GIVEN RECORDS ▸
┌────────

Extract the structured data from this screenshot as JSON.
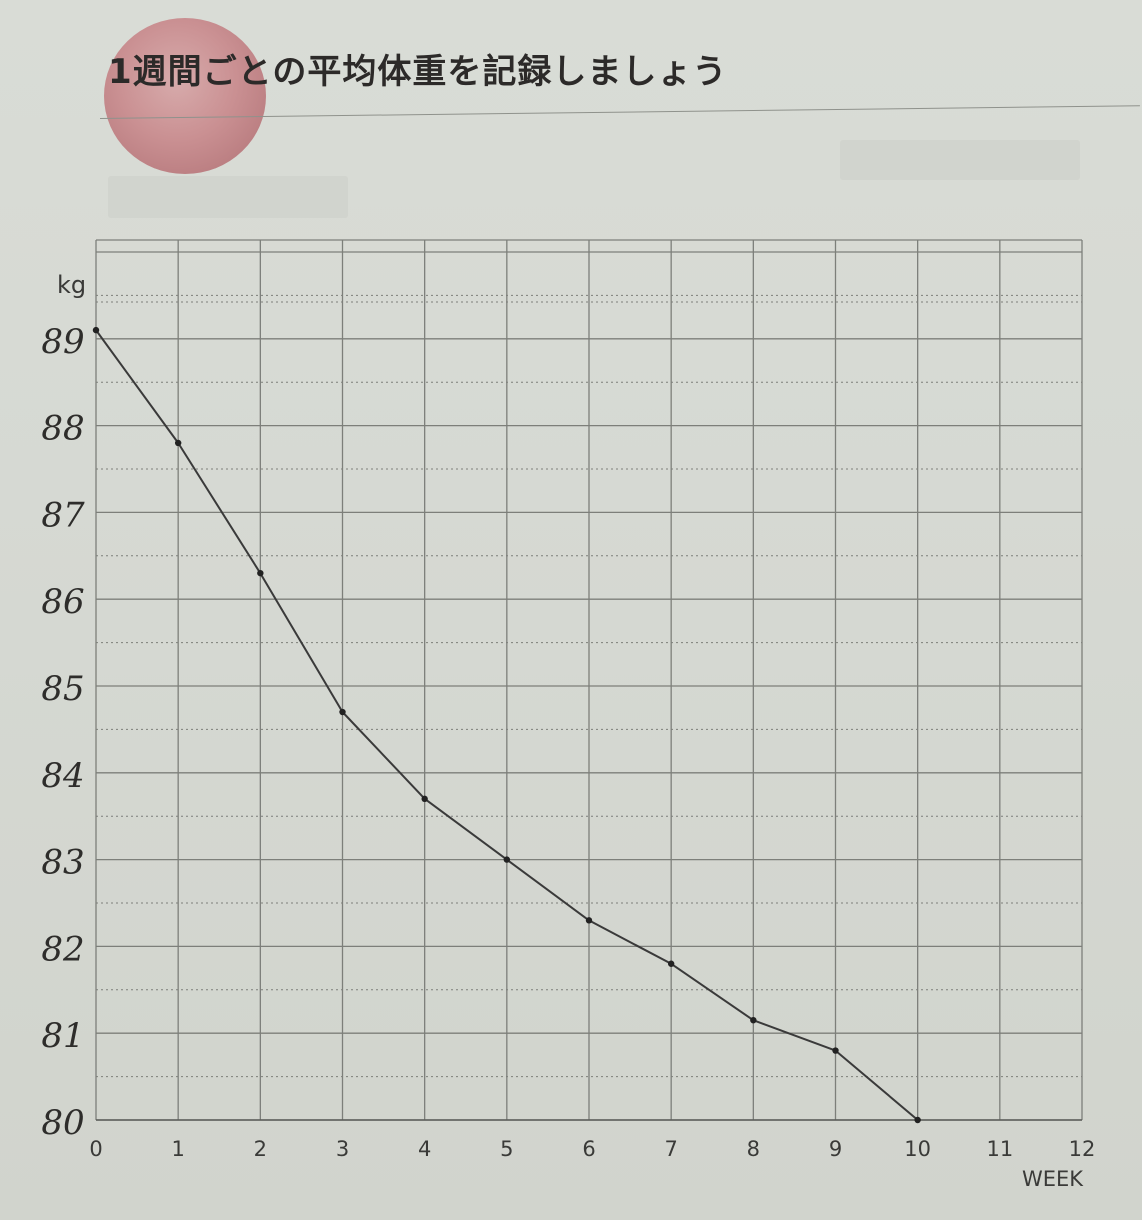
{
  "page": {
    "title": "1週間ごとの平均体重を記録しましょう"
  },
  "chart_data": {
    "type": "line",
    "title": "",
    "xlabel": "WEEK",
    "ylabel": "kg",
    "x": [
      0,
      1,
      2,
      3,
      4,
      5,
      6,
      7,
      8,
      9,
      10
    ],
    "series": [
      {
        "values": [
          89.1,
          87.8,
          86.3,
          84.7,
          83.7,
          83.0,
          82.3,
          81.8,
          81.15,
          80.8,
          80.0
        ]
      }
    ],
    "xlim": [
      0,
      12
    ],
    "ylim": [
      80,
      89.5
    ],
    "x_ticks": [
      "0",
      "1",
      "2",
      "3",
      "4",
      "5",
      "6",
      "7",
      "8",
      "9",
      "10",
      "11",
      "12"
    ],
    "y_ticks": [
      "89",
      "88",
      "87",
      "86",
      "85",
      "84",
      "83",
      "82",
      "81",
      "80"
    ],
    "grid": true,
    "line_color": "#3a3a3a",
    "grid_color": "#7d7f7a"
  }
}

└────────

PROBLEM REQUIREMENTS ▸ Write the records above out again exactly, with no pictures in your copy.

WRITTEN RESPONSE ▸
Extract the structured data from this screenshot as JSON.
{
  "page": {
    "title": "1週間ごとの平均体重を記録しましょう"
  },
  "chart_data": {
    "type": "line",
    "title": "",
    "xlabel": "WEEK",
    "ylabel": "kg",
    "x": [
      0,
      1,
      2,
      3,
      4,
      5,
      6,
      7,
      8,
      9,
      10
    ],
    "series": [
      {
        "values": [
          89.1,
          87.8,
          86.3,
          84.7,
          83.7,
          83.0,
          82.3,
          81.8,
          81.15,
          80.8,
          80.0
        ]
      }
    ],
    "xlim": [
      0,
      12
    ],
    "ylim": [
      80,
      89.5
    ],
    "x_ticks": [
      "0",
      "1",
      "2",
      "3",
      "4",
      "5",
      "6",
      "7",
      "8",
      "9",
      "10",
      "11",
      "12"
    ],
    "y_ticks": [
      "89",
      "88",
      "87",
      "86",
      "85",
      "84",
      "83",
      "82",
      "81",
      "80"
    ],
    "grid": true,
    "line_color": "#3a3a3a",
    "grid_color": "#7d7f7a"
  }
}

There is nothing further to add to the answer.